- WHAT IS REQUIRED
Tally every line of the listing where the string "Concreto" is found, and state the total alone.

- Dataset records
- - -
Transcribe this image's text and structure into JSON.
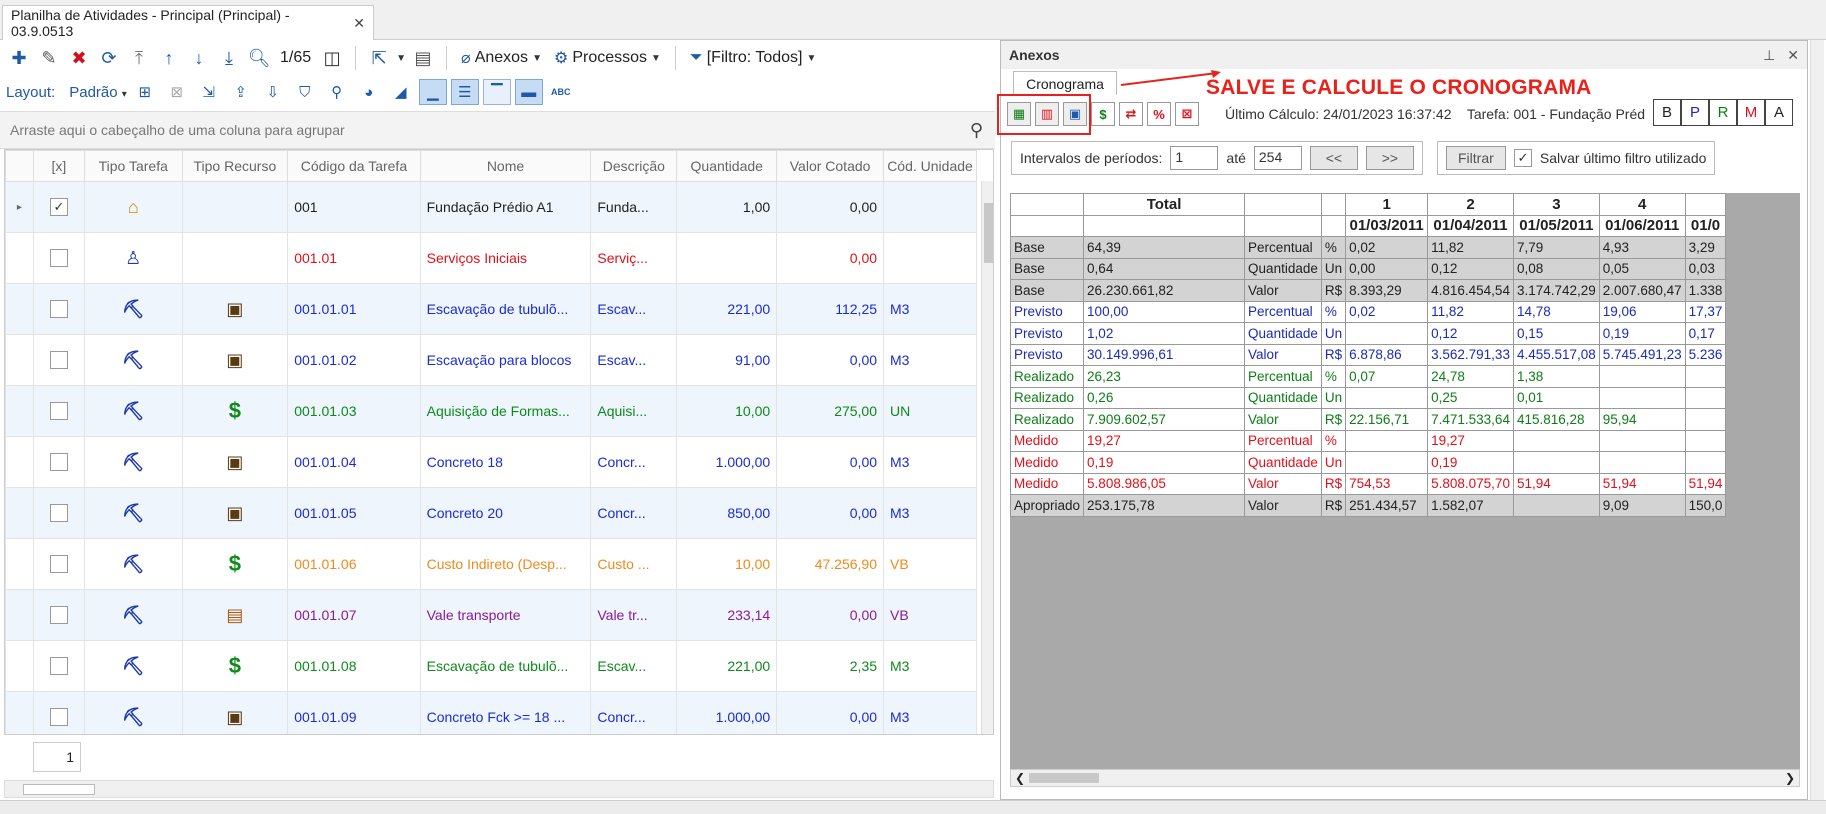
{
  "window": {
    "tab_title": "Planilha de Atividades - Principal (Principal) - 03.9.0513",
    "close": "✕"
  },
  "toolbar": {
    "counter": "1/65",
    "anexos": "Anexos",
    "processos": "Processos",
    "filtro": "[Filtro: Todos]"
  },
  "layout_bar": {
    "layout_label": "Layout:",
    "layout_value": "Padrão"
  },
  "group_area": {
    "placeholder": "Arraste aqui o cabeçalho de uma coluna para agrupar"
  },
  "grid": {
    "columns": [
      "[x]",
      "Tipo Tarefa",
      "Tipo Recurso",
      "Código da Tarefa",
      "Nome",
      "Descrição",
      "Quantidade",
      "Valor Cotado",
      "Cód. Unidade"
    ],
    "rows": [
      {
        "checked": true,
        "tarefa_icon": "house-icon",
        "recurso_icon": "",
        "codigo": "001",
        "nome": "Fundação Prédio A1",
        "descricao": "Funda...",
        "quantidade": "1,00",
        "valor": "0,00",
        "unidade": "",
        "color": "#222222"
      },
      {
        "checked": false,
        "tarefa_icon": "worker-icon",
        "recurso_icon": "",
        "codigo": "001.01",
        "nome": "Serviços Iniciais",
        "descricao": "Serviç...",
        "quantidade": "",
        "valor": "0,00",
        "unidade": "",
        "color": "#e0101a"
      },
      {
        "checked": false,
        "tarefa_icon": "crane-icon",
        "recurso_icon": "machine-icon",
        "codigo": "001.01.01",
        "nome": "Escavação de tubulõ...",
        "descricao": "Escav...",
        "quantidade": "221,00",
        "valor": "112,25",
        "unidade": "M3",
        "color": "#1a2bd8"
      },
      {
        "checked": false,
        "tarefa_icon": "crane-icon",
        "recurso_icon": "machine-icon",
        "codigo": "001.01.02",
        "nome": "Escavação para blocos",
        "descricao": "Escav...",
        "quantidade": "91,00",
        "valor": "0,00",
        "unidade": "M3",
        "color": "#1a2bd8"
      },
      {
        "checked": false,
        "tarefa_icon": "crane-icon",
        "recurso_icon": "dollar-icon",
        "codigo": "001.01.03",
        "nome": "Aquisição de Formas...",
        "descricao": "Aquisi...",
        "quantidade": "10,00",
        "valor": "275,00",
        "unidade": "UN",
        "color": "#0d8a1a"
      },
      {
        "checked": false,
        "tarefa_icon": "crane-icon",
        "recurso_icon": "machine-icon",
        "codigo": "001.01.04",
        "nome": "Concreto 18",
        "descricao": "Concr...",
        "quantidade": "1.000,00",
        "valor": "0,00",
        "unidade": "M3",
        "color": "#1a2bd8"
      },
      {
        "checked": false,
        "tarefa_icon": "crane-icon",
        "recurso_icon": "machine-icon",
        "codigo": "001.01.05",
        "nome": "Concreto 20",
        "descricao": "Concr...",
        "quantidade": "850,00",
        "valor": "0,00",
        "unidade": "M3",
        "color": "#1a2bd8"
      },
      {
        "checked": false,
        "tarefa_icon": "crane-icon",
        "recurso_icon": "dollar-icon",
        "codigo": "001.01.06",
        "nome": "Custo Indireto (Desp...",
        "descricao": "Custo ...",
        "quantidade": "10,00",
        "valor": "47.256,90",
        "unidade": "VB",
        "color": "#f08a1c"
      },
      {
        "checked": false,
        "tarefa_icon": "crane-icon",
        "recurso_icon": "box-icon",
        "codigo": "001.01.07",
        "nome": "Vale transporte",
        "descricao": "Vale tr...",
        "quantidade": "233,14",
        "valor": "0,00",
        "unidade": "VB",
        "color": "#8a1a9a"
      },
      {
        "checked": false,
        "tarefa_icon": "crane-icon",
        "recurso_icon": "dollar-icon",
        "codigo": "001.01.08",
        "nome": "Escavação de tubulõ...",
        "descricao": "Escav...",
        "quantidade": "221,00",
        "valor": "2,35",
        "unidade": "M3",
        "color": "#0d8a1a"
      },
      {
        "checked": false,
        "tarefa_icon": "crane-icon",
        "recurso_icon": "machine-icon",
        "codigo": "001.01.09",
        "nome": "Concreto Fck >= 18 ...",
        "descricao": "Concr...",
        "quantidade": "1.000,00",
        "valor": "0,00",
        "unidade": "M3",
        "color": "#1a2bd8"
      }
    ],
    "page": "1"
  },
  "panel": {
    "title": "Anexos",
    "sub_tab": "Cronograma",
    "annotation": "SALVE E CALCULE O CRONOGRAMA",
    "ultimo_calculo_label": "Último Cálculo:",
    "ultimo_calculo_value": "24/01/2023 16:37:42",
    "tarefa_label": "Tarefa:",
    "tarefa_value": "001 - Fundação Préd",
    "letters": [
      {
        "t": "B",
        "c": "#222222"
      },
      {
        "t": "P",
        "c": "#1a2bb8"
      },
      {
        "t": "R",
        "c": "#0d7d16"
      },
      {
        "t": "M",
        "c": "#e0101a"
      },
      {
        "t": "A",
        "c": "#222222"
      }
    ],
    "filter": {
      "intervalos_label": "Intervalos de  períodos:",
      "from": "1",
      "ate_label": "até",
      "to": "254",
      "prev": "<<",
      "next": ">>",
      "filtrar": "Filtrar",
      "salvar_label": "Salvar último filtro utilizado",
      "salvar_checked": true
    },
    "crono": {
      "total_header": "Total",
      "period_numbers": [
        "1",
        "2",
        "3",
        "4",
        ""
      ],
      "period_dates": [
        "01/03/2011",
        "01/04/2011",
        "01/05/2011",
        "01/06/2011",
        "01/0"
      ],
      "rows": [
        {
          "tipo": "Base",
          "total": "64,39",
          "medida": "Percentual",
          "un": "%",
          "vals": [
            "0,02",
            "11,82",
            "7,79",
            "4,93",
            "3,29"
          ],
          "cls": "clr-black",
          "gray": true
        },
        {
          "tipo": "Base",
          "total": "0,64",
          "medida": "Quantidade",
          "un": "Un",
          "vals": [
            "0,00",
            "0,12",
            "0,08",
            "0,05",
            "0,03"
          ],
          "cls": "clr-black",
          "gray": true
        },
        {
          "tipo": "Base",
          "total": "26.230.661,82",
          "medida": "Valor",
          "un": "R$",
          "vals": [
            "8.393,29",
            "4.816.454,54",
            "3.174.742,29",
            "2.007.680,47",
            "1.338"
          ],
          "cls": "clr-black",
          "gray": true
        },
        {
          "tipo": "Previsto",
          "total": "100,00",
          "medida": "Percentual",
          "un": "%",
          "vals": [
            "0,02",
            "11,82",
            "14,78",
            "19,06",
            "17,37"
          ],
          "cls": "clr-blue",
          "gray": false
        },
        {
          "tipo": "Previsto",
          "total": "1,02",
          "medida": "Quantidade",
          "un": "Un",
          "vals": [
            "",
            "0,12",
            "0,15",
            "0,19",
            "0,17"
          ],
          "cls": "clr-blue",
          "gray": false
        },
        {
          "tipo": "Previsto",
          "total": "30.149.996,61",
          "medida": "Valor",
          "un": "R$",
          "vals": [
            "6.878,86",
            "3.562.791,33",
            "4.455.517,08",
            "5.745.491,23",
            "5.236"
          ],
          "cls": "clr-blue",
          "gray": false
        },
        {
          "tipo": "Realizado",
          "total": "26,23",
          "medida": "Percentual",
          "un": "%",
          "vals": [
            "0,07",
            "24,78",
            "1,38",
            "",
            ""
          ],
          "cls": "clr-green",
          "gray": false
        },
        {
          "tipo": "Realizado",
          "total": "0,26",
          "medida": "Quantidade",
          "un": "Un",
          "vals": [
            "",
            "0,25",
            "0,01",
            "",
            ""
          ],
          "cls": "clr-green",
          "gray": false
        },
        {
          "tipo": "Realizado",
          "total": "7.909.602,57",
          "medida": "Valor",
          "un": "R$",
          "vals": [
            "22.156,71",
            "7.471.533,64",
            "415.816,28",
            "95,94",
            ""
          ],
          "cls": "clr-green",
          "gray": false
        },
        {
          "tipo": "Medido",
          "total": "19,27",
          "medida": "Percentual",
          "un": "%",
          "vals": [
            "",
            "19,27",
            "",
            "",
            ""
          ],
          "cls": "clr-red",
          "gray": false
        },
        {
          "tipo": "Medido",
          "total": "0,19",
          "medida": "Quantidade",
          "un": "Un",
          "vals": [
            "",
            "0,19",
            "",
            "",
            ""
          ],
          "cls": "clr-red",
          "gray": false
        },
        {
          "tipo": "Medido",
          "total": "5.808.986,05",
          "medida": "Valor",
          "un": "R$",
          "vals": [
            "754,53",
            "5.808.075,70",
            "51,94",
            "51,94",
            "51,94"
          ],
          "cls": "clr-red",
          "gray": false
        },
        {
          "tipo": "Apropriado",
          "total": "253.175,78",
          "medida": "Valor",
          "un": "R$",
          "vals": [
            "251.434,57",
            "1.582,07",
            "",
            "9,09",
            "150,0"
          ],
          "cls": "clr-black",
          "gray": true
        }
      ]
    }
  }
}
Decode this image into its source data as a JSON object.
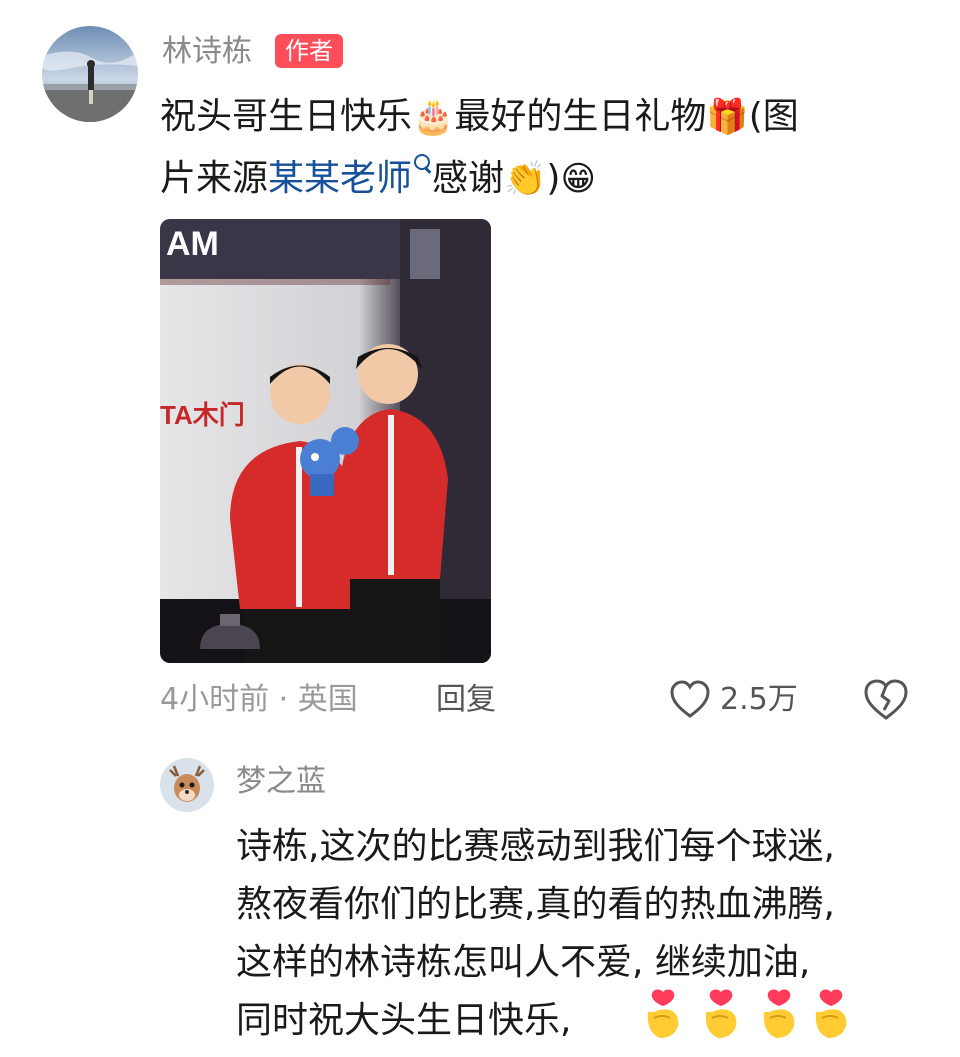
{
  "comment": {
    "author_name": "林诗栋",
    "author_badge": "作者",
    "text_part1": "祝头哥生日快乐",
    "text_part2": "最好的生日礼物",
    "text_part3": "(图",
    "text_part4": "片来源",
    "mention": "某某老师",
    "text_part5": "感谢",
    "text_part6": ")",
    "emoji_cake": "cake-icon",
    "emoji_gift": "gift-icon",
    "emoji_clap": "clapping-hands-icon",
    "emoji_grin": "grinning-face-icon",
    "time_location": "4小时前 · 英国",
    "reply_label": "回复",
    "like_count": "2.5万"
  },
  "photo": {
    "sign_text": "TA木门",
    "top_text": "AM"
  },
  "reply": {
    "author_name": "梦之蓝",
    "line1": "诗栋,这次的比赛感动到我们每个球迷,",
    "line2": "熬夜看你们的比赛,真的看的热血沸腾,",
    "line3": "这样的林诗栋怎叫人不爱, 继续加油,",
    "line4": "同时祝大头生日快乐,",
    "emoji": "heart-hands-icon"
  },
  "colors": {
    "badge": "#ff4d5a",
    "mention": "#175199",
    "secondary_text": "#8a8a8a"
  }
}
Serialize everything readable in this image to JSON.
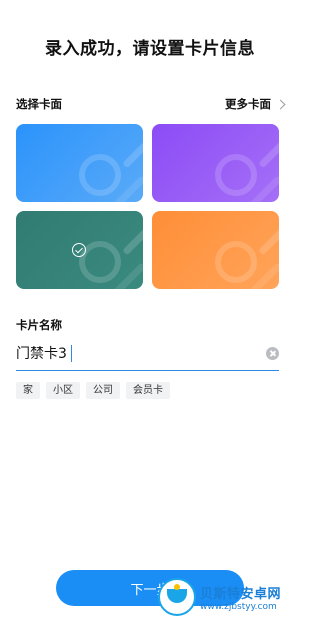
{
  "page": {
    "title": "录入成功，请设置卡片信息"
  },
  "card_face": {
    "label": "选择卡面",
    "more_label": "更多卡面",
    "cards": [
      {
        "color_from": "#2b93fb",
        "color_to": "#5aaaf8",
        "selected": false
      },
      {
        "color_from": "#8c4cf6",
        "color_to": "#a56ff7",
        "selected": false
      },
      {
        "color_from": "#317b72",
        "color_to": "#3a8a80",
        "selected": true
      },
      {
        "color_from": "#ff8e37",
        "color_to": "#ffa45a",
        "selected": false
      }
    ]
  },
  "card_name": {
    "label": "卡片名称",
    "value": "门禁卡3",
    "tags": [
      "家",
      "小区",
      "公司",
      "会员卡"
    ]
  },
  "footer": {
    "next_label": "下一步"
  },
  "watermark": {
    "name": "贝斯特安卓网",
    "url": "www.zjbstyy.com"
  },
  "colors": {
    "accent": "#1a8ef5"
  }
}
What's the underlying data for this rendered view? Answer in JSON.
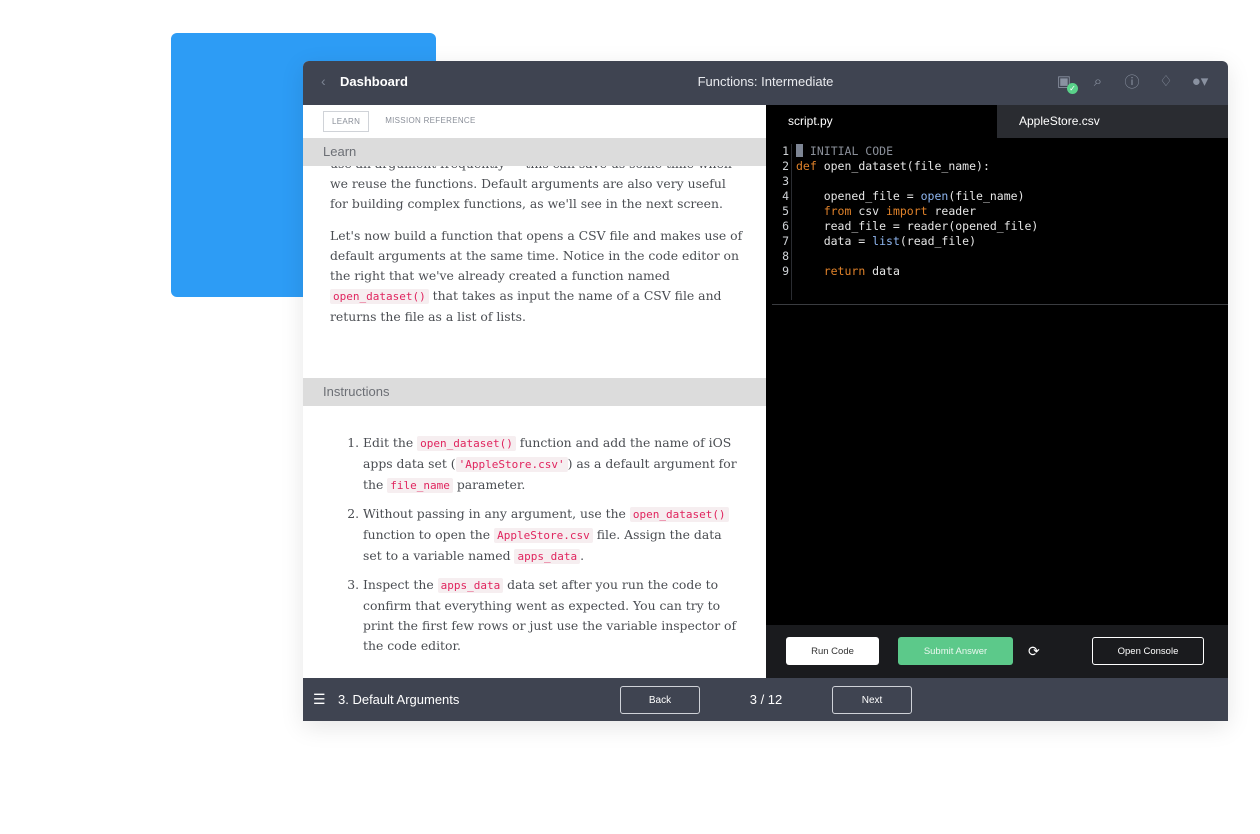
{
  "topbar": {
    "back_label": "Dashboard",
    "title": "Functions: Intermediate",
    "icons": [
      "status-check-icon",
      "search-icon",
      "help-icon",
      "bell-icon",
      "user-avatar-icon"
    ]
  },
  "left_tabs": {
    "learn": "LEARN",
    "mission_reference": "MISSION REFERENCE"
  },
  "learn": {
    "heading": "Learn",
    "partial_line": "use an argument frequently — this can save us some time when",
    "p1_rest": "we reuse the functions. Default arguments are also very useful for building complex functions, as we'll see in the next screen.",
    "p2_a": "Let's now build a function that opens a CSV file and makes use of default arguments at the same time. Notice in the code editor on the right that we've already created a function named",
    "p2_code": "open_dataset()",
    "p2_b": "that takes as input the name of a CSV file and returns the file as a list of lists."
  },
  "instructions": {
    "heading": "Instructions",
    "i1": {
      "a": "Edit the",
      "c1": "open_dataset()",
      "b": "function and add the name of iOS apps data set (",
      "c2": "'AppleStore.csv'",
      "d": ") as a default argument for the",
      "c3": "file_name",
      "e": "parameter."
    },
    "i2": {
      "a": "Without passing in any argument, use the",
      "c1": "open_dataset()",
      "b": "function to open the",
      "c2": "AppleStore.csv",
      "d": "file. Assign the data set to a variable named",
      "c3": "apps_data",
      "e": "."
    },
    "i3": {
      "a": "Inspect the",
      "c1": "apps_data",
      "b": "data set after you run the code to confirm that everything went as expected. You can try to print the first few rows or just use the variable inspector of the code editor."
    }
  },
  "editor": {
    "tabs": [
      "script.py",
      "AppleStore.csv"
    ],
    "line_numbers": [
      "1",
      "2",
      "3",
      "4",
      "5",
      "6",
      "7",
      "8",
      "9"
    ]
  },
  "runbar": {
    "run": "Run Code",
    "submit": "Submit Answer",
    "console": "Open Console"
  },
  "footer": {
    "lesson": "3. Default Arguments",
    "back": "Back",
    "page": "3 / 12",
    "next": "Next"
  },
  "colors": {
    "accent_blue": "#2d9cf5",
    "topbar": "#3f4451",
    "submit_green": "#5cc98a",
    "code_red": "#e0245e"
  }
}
- - -
- TASK RESULT
3